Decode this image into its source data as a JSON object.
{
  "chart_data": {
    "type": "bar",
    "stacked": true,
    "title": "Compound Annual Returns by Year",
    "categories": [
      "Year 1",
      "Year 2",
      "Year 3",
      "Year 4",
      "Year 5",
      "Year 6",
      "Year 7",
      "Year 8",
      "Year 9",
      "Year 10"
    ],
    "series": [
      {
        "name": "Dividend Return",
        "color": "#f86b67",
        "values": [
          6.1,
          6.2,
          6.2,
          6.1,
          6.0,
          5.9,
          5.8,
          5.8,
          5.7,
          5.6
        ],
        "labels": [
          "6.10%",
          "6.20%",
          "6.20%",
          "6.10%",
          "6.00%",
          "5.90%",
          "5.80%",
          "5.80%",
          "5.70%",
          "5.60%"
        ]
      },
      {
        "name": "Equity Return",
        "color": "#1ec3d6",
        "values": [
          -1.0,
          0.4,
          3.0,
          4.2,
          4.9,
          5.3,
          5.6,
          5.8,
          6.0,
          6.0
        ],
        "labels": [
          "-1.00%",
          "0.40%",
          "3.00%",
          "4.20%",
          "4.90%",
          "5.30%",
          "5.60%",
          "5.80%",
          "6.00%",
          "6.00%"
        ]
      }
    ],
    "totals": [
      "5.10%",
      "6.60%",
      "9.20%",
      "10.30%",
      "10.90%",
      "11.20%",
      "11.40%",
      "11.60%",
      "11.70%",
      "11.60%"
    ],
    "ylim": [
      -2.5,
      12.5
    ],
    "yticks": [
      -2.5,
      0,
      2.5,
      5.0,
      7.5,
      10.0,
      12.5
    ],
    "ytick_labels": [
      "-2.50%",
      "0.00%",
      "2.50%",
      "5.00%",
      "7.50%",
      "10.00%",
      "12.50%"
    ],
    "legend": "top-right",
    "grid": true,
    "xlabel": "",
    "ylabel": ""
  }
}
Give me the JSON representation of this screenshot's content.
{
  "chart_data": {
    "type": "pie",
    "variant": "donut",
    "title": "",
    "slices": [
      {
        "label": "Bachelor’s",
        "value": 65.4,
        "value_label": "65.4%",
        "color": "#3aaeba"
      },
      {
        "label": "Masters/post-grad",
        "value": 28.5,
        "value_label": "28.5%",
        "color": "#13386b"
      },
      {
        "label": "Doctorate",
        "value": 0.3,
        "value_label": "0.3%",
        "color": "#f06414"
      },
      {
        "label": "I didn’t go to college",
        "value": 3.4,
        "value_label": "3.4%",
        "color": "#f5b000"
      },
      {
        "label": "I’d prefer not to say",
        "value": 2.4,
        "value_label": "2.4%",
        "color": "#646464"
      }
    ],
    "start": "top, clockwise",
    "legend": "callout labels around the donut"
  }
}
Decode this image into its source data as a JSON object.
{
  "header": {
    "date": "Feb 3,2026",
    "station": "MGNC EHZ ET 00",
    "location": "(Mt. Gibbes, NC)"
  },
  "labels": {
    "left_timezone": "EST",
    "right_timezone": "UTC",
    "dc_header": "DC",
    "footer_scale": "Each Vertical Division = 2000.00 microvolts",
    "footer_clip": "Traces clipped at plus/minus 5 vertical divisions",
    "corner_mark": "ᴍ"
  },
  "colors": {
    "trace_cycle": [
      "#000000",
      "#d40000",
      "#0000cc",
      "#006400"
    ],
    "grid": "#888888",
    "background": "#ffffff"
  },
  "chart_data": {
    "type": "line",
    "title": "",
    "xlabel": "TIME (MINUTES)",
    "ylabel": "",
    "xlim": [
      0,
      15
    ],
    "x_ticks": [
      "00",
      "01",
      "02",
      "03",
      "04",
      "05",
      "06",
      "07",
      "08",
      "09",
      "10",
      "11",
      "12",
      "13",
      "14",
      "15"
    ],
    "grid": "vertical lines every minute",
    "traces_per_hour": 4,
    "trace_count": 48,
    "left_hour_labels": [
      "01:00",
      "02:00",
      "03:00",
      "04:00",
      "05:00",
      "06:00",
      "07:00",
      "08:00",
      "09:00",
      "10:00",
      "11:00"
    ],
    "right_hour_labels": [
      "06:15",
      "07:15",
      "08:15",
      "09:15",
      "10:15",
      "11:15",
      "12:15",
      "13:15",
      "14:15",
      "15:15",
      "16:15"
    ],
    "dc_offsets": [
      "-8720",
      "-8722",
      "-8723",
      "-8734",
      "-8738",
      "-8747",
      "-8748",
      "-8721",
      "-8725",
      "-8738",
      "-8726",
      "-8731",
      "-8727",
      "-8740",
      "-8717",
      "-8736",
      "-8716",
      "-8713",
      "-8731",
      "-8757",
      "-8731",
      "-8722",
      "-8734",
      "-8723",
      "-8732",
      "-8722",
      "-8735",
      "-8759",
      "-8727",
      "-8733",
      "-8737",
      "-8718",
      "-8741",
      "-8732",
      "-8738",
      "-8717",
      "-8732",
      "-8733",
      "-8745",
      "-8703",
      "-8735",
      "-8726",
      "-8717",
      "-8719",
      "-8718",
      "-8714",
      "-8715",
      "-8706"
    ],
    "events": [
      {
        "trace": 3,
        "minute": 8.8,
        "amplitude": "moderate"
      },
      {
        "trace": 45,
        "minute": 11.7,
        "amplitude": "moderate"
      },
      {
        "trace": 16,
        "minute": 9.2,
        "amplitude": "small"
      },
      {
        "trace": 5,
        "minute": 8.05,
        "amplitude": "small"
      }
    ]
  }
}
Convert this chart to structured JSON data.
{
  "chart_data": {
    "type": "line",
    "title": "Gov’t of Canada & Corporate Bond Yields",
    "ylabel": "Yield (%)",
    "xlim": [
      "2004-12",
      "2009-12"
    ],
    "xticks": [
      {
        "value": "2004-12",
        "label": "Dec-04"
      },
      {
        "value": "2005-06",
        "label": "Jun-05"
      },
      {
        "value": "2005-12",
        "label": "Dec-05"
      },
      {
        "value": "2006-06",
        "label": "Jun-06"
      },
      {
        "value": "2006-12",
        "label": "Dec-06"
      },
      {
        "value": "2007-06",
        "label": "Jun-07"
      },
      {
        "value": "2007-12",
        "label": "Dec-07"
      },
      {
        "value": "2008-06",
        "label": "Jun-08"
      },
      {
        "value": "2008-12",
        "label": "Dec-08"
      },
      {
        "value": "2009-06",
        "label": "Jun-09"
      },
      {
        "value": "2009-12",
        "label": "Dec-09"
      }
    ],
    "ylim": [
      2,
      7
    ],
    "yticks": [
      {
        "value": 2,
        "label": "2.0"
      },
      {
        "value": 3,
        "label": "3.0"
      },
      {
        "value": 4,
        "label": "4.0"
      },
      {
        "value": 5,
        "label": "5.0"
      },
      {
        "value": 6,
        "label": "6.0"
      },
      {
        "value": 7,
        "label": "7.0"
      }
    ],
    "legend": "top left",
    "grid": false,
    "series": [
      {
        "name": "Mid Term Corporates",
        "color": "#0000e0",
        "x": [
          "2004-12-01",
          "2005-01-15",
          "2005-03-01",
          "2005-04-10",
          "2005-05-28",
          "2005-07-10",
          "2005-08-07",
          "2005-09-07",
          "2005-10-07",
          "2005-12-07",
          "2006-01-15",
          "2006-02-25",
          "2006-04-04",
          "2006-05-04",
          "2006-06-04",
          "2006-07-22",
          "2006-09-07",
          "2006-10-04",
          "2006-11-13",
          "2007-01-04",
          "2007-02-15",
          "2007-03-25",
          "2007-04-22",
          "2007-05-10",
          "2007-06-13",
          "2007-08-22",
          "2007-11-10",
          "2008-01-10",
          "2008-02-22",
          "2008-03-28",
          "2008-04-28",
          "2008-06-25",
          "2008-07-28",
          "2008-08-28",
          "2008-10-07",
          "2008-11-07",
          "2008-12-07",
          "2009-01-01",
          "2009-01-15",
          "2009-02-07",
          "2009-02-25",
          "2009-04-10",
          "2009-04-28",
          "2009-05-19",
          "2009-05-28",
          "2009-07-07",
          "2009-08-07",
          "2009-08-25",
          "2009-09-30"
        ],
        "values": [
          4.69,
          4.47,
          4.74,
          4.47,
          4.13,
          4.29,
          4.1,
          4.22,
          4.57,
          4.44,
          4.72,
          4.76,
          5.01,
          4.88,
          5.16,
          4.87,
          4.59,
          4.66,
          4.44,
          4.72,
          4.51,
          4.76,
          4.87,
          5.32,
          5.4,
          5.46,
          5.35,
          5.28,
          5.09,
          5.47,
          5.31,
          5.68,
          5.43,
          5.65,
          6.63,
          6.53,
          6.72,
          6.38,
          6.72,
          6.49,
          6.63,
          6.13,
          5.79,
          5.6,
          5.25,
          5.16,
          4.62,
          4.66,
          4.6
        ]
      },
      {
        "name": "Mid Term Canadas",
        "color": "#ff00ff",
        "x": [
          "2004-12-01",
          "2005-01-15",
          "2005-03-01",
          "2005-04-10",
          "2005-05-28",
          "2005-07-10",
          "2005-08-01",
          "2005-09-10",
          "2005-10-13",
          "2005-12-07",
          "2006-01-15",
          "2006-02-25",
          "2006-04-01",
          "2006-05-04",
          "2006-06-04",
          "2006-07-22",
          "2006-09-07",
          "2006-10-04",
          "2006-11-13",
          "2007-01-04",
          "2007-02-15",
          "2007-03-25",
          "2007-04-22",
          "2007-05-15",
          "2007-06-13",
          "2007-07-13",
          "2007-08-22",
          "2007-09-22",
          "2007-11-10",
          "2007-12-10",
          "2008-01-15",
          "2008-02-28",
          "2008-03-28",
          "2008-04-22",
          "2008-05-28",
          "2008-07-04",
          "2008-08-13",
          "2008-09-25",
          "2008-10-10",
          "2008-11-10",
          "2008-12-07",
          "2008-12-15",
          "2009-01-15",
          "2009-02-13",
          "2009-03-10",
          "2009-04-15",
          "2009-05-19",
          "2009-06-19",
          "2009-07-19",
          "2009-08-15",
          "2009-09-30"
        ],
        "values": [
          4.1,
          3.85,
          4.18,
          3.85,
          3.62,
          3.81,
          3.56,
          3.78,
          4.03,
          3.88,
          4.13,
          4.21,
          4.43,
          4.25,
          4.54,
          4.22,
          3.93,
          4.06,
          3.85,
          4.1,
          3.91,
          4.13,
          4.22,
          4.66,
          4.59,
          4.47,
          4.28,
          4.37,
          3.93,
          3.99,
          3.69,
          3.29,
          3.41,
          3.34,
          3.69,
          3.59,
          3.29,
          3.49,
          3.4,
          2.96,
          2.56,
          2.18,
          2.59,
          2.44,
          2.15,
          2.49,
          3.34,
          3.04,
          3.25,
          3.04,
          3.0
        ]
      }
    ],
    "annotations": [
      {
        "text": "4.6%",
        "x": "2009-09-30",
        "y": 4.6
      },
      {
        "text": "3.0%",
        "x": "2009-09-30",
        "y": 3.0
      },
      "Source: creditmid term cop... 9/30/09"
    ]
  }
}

::::::::

#### [TASK TO COMPLETE]
Say how many lines contain "this", and give nothing but that number.

#### [TASK OUTPUT]
4